-- Information supplied start --

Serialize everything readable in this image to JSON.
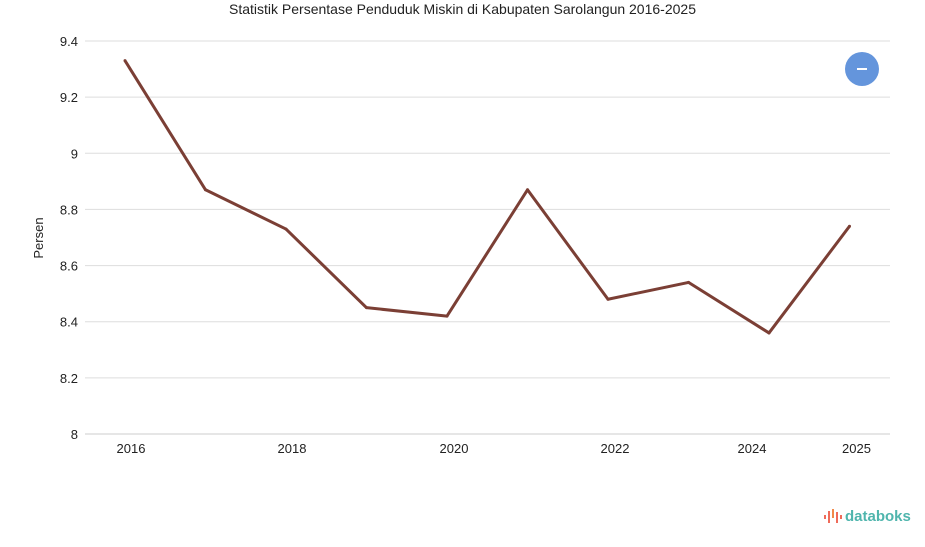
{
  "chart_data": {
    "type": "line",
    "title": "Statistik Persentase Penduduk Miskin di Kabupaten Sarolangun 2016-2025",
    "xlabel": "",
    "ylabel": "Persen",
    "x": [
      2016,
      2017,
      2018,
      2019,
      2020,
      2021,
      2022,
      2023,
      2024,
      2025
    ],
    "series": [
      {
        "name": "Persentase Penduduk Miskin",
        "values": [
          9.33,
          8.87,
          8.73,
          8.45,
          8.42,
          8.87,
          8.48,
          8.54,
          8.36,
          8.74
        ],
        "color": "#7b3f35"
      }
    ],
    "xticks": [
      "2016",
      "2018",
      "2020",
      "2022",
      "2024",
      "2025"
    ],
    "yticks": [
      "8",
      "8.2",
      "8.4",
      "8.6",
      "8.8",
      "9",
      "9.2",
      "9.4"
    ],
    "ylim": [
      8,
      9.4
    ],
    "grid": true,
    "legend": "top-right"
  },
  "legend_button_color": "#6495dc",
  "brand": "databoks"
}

-- Information supplied end --
-- Information supplied start --

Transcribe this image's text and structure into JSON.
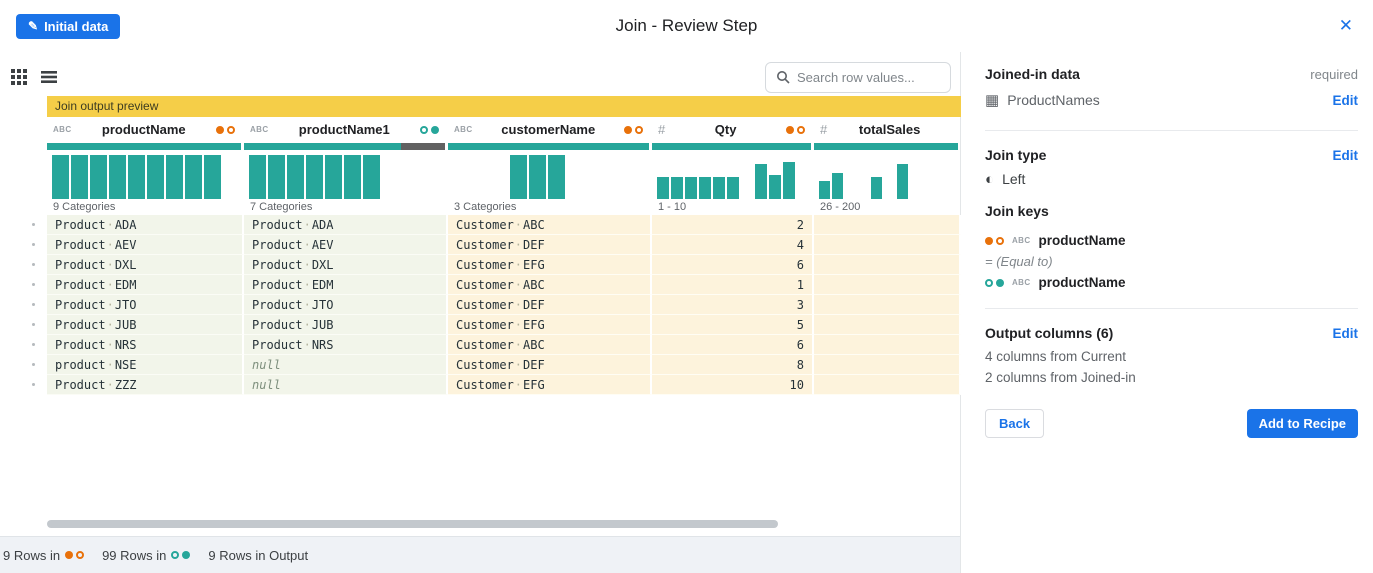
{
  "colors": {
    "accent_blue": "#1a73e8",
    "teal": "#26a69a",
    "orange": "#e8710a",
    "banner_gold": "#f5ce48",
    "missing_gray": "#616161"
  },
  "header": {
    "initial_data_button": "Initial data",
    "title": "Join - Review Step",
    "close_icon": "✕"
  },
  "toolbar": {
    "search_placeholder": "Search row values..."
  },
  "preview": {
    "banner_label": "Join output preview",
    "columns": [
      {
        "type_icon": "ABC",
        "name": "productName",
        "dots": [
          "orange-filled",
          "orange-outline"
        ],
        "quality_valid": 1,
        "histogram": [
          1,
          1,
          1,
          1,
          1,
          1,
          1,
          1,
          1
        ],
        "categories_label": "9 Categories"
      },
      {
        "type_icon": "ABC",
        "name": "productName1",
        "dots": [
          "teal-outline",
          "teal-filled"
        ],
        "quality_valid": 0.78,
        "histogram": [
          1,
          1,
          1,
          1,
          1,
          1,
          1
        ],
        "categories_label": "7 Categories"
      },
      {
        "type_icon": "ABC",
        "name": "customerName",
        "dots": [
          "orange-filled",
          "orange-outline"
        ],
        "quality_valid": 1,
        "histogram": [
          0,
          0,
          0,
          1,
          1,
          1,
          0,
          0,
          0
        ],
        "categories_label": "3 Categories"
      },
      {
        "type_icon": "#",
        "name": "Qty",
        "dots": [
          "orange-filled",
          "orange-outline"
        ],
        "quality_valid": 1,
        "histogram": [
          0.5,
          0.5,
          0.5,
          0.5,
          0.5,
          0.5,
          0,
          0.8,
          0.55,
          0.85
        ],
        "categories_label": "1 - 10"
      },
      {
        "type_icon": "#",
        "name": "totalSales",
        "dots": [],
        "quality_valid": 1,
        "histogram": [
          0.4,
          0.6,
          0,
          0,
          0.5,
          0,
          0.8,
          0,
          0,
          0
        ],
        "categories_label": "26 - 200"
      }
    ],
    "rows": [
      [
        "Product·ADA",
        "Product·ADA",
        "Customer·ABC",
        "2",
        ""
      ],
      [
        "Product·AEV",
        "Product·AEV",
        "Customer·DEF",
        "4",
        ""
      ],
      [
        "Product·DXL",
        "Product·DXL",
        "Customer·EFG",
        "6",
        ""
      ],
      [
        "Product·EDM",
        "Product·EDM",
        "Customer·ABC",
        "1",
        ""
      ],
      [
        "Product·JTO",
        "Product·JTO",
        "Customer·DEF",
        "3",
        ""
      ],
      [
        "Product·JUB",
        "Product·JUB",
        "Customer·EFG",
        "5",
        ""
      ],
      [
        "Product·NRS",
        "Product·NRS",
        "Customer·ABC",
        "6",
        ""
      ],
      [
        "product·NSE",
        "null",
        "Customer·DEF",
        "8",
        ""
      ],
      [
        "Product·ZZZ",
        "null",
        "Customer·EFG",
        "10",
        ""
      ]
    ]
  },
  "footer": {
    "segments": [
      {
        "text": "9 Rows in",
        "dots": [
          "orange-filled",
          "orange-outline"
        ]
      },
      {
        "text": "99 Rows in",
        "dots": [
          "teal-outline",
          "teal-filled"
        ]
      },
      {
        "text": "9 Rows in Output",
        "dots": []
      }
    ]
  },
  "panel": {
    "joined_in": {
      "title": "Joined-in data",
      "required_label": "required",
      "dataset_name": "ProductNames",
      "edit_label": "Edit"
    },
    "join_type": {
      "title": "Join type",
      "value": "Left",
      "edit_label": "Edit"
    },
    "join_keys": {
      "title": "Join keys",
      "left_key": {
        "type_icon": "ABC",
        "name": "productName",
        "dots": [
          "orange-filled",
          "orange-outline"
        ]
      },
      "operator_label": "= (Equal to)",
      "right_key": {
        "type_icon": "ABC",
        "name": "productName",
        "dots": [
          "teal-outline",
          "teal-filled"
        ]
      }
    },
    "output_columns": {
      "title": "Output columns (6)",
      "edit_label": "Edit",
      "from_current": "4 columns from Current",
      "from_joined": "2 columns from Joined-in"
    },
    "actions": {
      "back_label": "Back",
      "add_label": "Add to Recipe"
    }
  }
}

-- Information supplied end --

All lines above with "Miskin" in them should be returned.

Answer
    "title": "Statistik Persentase Penduduk Miskin di Kabupaten Sarolangun 2016-2025",
        "name": "Persentase Penduduk Miskin",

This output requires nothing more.